Excerpt>
Why Manchester is the new creative epicentre of neo-soul and hip-hop
January is always a good time to look ahead in the music world – at new releases, or at new artists – but as the month has been drawing on, we've been thinking less about what music we want to get in 2015, but what we want to get out of it.
Here, four Dummy writers each pick one issue that they feel needs addressing throughout 2015 (and beyond).
More outspoken artists
Even for the privileged few blind to liberal racism and misogyny, 2014 was the year alternative music totally lost sight of where the bad guys hide. Nourishing as it was to hear clued-in voices pounding the message – Killer Mike and D’Angelo on Ferguson, general awesomeness from Nicki, J. Cole, Grimes, Meredith Graves (and Macklemore?!) – it felt a bit like the kind of artists music journalists like took an unprecedented kicking. Ariel Pink, Sun Kill Moon, and that dude from DIIV all shat themselves at the dinner table, but when their social media apologists united against ‘outrage culture’, an even deeper problem crystallised. It wasn’t the vocal MRAs so much as the Men’s Rights Pacifists, the coolly dismissive, arms-folded enablers of casual white-boy bigotry.
Part of growing up righteously into music is assuming our idols and fellow fans are all on side; in the same clubs, on the same drugs, fighting the same system. But it’s dangerous to assume common ground like that. When people equate apolitical music with a belief system – even if the belief is just “don’t be an arsehole” – its artists can safely step off the political soapbox. We’ve caught Bono syndrome: to nerdy heads and slacker band dudes, public statements feel embarrassingly self-righteous and cliché. Why risk public ridicule when everyone assumes you’re legit anyway?

Material provided>

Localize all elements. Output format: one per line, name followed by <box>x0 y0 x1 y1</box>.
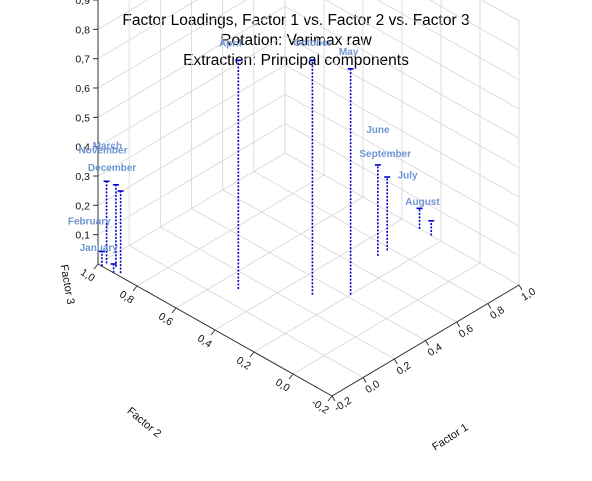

Things to do>
A. In the music article, how many Dummy writers each pick an issue that they feel needs addressing in 2015?
B. Reproduce the stretch of the music article from "Here, four Dummy" through "casual white-boy bigotry.".

Written answers>
A. Four Dummy writers each pick one issue.

B.
Here, four Dummy writers each pick one issue that they feel needs addressing throughout 2015 (and beyond).
More outspoken artists
Even for the privileged few blind to liberal racism and misogyny, 2014 was the year alternative music totally lost sight of where the bad guys hide. Nourishing as it was to hear clued-in voices pounding the message – Killer Mike and D’Angelo on Ferguson, general awesomeness from Nicki, J. Cole, Grimes, Meredith Graves (and Macklemore?!) – it felt a bit like the kind of artists music journalists like took an unprecedented kicking. Ariel Pink, Sun Kill Moon, and that dude from DIIV all shat themselves at the dinner table, but when their social media apologists united against ‘outrage culture’, an even deeper problem crystallised. It wasn’t the vocal MRAs so much as the Men’s Rights Pacifists, the coolly dismissive, arms-folded enablers of casual white-boy bigotry.